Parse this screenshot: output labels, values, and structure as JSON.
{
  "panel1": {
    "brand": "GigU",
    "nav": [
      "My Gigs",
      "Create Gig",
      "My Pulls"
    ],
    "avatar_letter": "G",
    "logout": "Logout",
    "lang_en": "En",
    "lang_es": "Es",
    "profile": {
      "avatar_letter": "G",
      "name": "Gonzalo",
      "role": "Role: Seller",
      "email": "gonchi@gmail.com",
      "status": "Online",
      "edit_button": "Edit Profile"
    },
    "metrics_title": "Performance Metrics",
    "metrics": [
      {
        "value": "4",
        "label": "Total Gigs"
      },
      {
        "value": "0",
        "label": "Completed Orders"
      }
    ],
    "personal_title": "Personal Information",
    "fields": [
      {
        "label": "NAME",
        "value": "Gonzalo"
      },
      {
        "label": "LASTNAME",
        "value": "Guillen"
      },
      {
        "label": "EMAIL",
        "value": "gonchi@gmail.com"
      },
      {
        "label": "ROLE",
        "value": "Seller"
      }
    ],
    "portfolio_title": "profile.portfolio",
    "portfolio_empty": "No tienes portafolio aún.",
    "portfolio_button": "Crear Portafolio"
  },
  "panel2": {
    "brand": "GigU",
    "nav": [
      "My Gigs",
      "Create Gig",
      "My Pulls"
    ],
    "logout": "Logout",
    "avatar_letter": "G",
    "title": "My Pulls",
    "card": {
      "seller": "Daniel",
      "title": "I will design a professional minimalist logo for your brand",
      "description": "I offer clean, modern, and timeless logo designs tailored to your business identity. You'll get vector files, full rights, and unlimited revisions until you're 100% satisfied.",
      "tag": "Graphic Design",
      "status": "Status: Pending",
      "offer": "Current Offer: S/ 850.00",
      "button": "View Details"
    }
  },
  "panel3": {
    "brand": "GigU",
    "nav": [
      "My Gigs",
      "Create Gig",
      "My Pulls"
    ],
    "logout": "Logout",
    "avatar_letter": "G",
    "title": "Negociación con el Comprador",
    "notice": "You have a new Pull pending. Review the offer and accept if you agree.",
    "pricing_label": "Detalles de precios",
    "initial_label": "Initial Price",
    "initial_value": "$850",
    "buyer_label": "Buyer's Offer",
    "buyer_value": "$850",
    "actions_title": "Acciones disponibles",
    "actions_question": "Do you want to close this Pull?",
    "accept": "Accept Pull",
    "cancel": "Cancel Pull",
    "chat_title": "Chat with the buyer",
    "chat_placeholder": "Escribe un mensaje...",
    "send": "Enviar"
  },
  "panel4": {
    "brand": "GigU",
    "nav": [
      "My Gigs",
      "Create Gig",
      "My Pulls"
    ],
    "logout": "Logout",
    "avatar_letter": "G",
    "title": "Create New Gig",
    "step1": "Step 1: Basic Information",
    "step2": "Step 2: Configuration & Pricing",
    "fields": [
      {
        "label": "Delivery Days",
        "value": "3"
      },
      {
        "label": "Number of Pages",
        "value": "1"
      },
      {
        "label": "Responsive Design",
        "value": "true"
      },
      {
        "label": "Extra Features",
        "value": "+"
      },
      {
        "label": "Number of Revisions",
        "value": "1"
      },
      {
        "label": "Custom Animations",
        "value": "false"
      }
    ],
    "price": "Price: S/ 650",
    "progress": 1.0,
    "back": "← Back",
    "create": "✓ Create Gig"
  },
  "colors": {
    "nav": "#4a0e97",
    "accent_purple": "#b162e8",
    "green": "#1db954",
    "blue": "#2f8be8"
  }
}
- - -
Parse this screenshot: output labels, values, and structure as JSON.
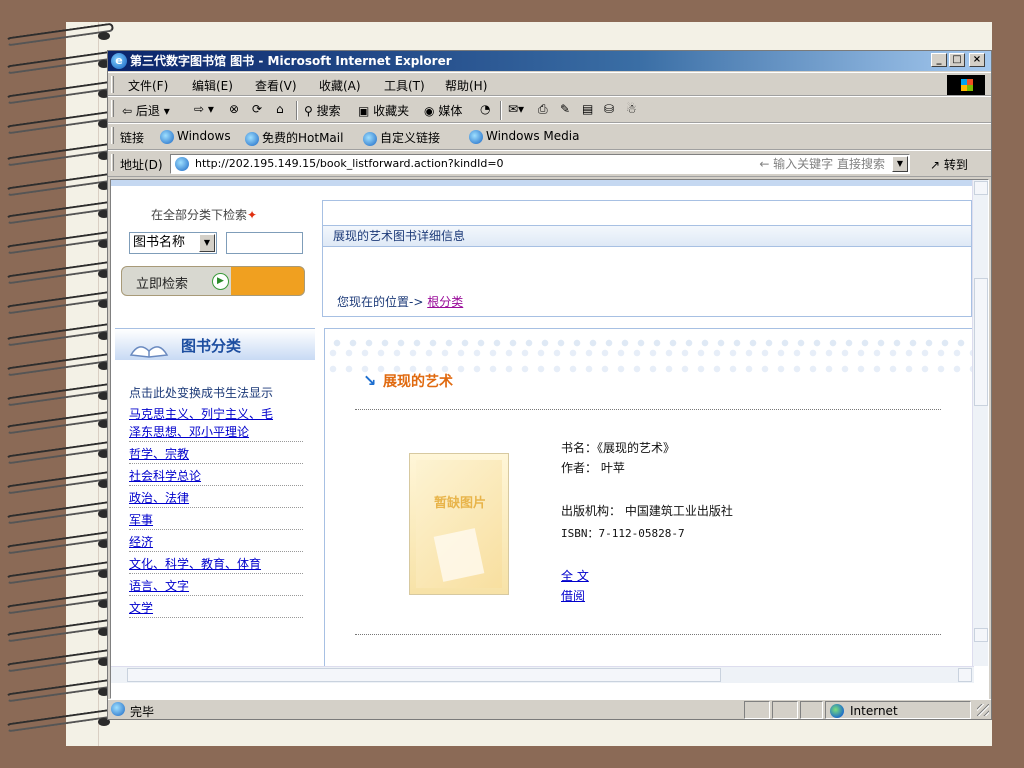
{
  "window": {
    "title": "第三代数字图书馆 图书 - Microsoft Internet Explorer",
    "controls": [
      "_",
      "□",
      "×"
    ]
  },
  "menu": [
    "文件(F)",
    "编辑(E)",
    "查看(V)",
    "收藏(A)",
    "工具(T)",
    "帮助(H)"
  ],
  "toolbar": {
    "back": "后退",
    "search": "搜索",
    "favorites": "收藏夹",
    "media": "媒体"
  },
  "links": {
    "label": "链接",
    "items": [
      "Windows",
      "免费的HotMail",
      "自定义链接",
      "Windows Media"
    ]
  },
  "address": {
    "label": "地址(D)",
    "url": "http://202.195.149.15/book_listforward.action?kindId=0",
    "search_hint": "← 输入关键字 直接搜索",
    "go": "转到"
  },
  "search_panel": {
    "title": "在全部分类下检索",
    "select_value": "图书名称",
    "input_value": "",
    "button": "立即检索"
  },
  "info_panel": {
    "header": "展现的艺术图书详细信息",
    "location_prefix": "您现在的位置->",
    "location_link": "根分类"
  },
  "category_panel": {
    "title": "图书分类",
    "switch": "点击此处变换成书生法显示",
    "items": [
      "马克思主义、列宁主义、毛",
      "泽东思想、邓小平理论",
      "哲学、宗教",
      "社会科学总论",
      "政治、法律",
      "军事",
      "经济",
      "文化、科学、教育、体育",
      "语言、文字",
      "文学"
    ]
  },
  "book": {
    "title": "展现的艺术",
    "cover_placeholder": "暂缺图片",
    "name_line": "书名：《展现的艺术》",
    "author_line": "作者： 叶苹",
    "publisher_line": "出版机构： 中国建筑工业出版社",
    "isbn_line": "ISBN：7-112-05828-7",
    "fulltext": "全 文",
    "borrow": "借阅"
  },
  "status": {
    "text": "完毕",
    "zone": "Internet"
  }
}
- - -
Check the data for the word "accept" and pull out the lines that have it.

◆ **Task response**:
    "notice": "You have a new Pull pending. Review the offer and accept if you agree.",
    "accept": "Accept Pull",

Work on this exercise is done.